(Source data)
──────────────────────────────
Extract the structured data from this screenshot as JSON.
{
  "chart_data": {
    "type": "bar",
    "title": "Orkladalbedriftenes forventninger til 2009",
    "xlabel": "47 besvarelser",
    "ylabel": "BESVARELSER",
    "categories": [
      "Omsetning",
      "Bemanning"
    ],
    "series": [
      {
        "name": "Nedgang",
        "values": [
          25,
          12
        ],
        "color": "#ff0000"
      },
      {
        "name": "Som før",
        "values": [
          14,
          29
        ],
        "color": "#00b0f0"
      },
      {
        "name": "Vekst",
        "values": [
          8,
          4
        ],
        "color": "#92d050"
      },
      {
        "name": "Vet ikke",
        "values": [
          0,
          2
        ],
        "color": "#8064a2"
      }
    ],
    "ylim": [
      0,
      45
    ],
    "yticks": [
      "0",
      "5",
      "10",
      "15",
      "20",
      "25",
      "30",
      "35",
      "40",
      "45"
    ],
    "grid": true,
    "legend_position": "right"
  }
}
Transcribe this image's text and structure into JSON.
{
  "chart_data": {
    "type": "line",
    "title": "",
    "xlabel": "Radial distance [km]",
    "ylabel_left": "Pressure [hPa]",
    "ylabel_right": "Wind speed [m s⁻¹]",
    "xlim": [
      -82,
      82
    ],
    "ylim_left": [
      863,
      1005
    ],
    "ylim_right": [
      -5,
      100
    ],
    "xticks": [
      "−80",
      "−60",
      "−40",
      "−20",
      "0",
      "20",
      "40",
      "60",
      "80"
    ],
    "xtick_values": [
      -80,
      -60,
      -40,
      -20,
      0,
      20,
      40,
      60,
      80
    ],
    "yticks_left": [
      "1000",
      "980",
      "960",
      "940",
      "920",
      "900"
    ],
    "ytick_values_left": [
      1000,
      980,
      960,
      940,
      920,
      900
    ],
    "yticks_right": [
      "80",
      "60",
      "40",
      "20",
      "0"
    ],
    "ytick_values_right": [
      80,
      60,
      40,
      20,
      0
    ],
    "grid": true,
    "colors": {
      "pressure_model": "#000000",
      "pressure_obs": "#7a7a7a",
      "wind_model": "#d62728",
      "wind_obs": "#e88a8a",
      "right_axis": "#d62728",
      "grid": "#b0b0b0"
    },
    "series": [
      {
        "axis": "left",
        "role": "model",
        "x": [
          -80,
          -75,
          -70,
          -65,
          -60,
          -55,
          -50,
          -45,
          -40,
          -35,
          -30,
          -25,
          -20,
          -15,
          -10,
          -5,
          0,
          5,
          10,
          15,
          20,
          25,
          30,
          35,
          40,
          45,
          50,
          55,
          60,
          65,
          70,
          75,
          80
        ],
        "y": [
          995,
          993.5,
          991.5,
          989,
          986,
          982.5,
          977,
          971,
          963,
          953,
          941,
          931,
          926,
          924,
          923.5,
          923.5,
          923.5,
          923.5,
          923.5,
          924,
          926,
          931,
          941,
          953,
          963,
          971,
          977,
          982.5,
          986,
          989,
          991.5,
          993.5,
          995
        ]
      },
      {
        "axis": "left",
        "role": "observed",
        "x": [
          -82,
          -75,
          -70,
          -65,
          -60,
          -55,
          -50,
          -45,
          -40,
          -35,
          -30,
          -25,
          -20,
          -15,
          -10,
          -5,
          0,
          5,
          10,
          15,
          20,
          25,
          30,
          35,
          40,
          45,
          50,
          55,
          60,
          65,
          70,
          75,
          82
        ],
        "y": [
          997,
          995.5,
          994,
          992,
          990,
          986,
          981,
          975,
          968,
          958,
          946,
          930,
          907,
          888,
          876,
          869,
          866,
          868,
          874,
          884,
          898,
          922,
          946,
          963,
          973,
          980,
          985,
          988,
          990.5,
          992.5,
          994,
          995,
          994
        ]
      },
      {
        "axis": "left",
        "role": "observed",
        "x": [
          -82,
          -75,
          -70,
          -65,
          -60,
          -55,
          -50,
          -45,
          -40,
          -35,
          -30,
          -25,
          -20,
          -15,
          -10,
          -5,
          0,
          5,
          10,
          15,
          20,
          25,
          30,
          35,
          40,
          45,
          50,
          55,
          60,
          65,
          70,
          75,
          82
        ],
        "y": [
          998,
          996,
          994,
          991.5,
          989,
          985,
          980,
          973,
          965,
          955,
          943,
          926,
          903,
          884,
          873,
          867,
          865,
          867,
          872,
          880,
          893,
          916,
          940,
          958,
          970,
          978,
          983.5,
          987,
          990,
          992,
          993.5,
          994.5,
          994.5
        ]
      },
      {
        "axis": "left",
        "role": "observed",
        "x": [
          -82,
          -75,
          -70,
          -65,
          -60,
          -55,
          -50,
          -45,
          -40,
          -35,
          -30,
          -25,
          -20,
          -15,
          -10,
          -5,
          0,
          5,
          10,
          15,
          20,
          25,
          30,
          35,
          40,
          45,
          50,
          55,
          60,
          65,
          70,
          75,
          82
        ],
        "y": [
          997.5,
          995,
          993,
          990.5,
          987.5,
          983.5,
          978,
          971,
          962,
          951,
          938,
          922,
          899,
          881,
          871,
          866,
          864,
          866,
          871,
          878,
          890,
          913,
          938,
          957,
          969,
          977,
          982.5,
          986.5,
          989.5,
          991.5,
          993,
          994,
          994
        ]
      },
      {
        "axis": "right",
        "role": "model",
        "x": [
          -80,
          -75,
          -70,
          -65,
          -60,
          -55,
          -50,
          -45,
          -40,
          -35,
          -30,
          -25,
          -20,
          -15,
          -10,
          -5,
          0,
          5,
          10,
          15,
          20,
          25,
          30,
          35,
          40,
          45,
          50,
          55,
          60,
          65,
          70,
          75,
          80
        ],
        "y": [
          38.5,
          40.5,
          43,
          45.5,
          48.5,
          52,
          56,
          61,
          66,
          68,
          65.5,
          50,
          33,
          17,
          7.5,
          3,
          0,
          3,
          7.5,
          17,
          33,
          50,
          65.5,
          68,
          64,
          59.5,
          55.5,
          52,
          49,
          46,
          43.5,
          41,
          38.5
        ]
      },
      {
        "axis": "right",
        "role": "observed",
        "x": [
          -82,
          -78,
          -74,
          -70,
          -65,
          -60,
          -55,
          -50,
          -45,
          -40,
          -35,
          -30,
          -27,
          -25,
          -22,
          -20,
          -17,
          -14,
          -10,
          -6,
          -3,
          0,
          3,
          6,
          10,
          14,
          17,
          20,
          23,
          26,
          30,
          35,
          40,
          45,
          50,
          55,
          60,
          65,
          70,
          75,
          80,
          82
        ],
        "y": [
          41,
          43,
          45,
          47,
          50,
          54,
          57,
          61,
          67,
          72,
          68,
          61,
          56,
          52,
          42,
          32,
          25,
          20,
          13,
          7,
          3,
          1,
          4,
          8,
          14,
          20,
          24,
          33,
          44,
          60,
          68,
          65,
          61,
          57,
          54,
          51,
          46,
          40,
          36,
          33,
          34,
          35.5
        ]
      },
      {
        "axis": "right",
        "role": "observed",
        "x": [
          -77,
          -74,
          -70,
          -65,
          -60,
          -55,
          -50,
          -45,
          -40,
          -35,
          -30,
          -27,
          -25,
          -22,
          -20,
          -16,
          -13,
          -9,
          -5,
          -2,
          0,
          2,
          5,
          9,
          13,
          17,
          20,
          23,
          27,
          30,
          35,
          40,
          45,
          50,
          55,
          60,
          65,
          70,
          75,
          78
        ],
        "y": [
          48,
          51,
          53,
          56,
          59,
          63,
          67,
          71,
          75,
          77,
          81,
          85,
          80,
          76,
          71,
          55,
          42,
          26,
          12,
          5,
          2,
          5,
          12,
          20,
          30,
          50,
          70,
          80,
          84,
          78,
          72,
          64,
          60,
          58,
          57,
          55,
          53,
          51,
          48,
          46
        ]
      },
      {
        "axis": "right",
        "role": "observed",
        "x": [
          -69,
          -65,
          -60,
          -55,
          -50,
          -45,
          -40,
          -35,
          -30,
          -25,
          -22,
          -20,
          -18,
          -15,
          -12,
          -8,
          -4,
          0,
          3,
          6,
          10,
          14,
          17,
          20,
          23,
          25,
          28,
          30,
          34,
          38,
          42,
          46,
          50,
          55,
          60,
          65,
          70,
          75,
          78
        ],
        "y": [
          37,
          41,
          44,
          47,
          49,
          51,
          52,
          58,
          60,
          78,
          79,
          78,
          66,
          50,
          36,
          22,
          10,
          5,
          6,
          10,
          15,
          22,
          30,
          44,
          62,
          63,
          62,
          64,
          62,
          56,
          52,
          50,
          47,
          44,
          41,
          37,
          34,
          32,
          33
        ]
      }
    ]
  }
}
──────────────────────────────
WORK TO COMPLETE:
In the material above, find the lines that contain "title" and show them.

CORRECT OUTPUT:
    "title": "Orkladalbedriftenes forventninger til 2009",
    "title": "",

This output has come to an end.